## THE EXERCISE
How many of these lines hold the string "ifcfg"? Answer with the number only.

## SUPPLIED DATA
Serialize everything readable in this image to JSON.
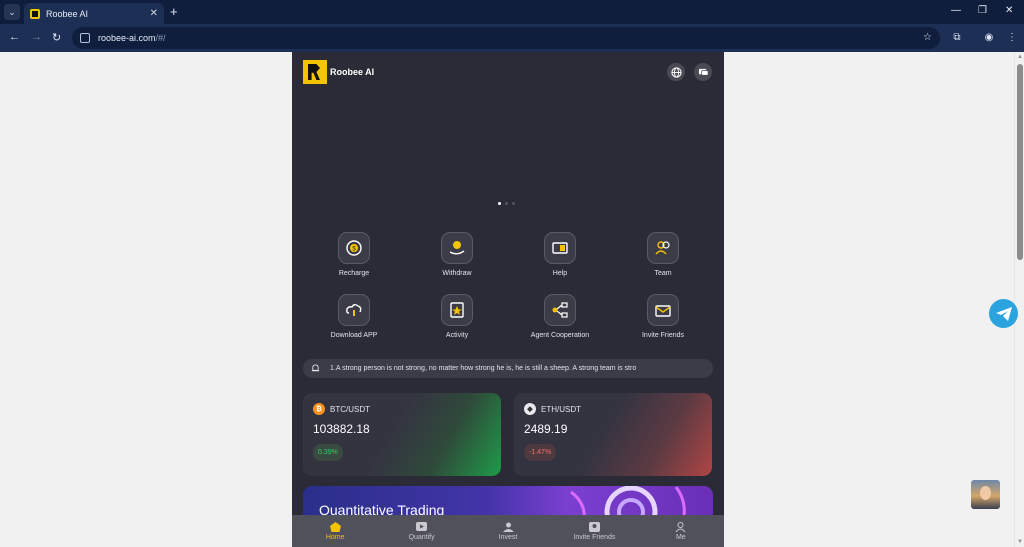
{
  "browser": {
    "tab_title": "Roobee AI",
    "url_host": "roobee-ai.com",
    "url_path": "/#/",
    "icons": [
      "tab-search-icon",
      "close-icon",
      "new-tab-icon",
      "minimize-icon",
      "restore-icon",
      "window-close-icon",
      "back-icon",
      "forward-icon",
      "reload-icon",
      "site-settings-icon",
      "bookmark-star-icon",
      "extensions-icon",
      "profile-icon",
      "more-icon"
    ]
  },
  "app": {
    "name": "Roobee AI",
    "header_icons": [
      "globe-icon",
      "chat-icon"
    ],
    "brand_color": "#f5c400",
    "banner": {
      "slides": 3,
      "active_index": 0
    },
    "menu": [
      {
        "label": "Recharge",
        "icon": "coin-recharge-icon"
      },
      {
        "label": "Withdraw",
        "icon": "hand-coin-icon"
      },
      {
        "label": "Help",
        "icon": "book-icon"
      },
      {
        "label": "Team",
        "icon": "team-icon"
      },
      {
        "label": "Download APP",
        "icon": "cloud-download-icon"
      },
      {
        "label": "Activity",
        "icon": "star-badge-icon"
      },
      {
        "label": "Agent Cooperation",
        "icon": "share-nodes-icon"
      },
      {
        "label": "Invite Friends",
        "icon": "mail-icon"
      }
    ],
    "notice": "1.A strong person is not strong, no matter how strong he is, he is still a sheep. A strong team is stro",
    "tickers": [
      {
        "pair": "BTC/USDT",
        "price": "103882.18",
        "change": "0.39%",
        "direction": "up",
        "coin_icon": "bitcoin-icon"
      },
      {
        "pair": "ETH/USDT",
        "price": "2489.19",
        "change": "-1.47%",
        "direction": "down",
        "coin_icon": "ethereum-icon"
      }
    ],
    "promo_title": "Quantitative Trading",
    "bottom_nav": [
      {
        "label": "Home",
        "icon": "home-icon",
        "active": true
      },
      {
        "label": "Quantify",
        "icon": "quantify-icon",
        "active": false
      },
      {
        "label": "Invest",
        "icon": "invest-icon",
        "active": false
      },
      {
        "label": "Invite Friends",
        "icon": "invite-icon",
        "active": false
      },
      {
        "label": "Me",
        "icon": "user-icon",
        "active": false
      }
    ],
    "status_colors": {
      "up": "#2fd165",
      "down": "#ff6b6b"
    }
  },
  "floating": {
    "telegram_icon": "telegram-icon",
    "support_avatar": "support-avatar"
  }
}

--

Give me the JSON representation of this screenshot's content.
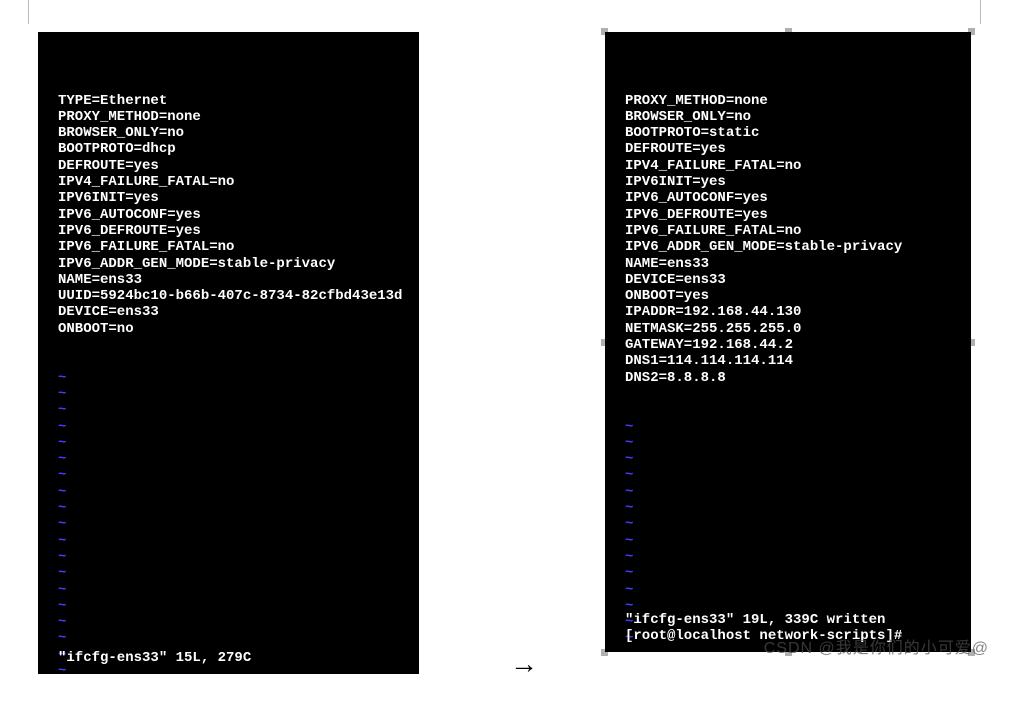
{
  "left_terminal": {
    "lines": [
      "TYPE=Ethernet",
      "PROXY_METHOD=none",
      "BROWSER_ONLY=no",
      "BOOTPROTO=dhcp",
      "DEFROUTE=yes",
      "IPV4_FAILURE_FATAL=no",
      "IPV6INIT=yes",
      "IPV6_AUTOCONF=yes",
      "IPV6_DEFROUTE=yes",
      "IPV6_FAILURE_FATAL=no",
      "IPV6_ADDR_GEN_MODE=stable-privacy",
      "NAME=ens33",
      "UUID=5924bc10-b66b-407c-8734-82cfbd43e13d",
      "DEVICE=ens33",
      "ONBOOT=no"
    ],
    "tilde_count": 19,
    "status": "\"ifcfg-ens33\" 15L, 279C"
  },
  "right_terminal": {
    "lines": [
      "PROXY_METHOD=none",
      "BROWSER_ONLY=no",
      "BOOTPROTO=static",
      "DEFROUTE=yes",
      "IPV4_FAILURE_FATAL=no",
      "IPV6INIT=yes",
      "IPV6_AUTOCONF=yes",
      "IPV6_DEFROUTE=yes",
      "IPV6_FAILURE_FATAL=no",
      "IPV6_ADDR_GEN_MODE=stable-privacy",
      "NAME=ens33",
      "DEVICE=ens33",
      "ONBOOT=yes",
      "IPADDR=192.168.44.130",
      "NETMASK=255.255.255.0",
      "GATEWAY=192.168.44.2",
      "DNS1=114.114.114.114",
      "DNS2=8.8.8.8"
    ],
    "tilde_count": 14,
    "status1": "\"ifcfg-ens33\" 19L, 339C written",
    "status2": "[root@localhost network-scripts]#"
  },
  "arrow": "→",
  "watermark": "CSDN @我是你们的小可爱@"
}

## REPLY
2